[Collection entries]
################

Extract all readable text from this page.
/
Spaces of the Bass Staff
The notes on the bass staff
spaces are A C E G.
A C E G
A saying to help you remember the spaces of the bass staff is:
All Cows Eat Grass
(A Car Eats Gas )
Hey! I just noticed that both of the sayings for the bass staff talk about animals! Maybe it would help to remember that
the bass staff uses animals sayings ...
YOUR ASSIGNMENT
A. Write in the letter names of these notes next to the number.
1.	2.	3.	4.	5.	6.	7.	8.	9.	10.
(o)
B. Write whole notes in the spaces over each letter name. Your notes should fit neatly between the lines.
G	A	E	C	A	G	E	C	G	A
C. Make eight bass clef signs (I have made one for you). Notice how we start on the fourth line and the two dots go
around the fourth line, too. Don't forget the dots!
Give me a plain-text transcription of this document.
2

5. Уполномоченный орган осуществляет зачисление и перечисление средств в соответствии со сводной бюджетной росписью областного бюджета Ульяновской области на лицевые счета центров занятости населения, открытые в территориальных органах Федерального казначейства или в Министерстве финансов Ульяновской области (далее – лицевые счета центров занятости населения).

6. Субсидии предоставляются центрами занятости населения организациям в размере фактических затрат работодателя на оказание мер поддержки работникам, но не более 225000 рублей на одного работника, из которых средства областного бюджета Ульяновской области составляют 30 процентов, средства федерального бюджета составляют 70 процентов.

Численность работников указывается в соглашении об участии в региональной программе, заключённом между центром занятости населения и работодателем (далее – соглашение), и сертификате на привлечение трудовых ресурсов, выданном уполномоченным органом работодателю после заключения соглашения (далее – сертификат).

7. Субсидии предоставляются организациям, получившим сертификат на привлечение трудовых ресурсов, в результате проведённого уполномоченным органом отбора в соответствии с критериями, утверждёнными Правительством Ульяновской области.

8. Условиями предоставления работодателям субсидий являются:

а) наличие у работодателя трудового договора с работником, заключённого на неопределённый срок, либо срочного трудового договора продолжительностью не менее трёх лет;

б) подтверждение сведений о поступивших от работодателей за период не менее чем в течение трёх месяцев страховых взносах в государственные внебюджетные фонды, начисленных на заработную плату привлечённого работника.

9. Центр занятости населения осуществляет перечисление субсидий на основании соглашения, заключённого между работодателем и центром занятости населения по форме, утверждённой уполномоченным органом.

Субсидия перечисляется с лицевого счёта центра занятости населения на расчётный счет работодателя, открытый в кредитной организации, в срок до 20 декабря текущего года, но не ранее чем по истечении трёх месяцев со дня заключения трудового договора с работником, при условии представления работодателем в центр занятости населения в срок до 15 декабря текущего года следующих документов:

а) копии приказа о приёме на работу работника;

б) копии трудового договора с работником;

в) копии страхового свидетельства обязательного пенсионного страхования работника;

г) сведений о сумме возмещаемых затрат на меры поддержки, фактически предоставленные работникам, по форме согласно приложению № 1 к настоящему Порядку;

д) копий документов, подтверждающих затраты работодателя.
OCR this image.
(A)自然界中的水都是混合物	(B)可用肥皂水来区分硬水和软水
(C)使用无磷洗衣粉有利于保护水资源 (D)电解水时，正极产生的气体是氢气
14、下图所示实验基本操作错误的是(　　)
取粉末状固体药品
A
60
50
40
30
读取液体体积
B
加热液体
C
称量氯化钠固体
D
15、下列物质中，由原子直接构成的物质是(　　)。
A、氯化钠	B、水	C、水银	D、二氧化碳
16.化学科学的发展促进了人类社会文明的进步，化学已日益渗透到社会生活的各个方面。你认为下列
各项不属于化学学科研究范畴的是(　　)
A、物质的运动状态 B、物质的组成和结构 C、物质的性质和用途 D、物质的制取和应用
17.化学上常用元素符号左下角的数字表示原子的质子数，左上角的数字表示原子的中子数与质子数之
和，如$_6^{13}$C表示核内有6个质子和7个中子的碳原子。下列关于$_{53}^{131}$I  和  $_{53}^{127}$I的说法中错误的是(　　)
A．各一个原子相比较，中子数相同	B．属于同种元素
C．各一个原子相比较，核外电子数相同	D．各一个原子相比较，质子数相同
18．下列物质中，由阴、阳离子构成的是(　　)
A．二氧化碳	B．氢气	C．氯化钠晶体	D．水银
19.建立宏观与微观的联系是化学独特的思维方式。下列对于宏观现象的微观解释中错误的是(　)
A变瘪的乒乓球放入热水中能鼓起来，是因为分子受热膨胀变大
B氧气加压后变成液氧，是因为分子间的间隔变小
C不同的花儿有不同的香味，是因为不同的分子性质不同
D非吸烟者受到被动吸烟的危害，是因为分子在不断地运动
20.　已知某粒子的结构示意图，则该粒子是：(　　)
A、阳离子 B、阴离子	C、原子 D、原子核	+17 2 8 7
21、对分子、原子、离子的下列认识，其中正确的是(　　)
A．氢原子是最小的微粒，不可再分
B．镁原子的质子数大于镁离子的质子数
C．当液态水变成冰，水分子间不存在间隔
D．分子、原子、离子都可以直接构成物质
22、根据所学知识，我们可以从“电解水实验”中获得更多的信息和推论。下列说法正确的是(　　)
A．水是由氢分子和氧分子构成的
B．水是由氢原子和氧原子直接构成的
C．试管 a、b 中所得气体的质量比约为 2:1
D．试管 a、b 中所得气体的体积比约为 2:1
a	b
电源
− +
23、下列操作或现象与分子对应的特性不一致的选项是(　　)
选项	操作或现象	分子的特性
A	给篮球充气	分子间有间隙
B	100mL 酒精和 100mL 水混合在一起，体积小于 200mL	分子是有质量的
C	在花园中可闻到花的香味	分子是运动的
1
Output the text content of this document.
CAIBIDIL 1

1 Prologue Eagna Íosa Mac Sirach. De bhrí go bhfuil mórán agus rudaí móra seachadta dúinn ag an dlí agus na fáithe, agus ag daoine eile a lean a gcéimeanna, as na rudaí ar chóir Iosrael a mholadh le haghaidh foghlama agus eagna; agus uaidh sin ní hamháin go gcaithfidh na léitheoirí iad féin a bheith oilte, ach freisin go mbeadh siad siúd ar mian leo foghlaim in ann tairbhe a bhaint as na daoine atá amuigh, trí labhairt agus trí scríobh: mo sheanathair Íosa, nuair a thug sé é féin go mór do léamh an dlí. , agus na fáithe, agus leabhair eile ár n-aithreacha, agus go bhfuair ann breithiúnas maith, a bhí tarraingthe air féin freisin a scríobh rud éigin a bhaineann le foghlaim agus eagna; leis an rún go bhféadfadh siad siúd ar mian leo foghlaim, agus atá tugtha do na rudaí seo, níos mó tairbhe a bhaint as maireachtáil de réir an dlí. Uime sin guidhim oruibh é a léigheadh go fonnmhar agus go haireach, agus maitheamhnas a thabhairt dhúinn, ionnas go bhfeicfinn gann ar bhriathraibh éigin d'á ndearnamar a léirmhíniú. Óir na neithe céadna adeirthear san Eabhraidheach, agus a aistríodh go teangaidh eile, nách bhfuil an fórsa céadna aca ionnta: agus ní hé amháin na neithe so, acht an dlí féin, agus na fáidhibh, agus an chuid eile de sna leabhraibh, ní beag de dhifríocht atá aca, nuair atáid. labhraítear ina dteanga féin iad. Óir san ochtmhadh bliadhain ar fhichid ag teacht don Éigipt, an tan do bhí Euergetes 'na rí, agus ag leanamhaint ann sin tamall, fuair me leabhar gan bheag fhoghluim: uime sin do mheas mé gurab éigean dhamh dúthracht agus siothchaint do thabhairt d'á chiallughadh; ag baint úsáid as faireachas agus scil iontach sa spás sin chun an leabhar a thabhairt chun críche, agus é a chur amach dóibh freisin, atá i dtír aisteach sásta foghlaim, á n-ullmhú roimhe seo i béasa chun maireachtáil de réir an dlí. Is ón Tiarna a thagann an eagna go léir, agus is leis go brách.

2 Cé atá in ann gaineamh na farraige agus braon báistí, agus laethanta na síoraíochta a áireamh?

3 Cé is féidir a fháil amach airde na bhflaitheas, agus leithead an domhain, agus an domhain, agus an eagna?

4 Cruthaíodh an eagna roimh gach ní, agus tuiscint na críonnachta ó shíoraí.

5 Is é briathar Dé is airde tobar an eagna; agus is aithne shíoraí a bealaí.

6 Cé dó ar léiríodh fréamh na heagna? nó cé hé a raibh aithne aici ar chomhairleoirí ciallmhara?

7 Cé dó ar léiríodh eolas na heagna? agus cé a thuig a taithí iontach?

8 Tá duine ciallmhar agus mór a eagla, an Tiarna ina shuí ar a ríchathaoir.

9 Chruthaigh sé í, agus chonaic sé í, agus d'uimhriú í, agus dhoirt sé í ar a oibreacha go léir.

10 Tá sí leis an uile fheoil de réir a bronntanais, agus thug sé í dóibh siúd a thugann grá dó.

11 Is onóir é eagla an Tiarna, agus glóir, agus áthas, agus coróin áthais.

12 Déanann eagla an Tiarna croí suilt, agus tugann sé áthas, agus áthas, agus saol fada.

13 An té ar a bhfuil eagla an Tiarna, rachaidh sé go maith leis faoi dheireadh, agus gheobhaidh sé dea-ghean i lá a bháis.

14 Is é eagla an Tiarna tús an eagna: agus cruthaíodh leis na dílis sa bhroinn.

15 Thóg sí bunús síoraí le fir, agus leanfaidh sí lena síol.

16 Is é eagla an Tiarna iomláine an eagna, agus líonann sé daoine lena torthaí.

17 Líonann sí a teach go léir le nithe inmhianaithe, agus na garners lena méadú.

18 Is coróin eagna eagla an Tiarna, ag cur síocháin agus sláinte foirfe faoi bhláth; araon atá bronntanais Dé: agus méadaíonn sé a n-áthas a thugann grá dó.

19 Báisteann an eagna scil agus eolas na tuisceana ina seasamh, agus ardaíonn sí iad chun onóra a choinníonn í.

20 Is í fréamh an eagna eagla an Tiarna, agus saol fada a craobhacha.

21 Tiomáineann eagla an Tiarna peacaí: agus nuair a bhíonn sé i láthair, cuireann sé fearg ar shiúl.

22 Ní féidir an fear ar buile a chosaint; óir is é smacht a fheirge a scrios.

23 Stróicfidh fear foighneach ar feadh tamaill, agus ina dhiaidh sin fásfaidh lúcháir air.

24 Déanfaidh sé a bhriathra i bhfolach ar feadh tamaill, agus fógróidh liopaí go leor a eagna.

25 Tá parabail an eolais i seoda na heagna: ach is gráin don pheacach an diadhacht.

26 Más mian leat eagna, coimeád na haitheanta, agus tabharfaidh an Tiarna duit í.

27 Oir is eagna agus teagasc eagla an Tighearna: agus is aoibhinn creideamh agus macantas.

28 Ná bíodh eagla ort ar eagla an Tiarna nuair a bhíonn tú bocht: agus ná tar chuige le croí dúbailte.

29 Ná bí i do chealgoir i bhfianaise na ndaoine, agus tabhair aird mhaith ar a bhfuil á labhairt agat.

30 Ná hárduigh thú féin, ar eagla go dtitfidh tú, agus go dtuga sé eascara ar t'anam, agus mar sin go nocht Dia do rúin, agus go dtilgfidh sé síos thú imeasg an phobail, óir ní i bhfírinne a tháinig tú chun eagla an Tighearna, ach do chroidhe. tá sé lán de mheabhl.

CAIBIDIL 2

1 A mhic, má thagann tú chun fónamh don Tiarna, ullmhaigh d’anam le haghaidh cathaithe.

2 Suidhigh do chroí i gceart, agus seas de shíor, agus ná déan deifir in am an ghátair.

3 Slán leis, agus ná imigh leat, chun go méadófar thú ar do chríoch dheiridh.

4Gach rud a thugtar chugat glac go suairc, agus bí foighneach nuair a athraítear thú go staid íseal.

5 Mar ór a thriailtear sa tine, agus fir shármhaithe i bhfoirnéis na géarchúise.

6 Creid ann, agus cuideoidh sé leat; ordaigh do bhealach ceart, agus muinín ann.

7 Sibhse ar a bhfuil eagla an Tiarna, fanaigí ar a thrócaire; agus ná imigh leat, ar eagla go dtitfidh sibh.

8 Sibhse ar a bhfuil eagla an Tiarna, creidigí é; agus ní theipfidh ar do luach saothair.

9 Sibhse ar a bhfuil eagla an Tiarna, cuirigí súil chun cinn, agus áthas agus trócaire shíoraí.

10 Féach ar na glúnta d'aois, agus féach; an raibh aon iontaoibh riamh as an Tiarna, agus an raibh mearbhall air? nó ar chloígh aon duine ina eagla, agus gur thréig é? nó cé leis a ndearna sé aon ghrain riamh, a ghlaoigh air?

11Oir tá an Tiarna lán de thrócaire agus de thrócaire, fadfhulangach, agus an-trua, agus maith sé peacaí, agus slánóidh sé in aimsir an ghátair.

################

Direction: Identify and copy lines that hold the string "копии".

Answer:
а) копии приказа о приёме на работу работника;
б) копии трудового договора с работником;
в) копии страхового свидетельства обязательного пенсионного страхования работника;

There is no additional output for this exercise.